[Written task] Check every line for the word "shall" and give the number of lines where it occurs, nothing else.

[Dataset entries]
▼▼▼

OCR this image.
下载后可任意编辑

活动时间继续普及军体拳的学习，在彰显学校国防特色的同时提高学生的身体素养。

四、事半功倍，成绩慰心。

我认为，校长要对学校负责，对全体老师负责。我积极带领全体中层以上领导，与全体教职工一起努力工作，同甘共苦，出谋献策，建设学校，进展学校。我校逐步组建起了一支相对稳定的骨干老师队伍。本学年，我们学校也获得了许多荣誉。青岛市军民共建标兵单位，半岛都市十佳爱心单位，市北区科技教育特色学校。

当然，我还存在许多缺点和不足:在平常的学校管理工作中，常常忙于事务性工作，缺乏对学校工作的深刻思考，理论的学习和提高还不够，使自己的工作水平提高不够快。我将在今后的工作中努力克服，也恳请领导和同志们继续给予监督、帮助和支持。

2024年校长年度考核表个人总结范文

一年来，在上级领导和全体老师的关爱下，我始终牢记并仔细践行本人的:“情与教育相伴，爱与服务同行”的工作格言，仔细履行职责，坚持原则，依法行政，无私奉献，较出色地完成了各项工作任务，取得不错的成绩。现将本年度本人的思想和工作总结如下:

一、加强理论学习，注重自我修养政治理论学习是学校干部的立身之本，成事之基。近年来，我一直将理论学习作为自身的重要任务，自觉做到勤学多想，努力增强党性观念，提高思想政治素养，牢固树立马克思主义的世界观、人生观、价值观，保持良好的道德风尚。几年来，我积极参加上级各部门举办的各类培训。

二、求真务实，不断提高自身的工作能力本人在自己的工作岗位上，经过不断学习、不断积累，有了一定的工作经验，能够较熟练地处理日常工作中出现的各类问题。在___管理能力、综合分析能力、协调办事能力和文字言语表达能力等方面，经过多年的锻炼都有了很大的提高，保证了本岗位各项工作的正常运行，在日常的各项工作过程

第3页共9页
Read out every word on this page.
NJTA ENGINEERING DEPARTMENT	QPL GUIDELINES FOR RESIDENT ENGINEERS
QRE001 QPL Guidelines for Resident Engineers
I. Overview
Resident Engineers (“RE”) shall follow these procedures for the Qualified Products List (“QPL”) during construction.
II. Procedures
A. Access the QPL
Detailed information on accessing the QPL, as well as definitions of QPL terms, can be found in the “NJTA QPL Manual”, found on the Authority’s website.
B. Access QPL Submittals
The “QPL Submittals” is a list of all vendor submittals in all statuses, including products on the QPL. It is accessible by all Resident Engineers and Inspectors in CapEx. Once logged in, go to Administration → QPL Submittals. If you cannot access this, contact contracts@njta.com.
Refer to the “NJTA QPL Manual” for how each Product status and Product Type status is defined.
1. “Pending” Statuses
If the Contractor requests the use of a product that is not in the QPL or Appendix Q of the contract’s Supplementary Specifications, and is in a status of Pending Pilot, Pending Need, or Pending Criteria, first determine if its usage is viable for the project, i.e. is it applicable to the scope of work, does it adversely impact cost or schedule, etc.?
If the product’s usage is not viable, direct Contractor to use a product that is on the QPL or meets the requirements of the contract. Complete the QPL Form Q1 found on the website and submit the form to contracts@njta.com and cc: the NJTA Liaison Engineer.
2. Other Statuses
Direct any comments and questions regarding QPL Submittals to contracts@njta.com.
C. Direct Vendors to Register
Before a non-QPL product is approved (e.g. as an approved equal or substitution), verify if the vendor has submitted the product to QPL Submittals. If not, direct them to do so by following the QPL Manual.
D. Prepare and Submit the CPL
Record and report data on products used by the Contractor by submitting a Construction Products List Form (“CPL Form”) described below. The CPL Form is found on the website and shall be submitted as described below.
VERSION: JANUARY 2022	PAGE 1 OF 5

▲▲▲

[Exercise result] 2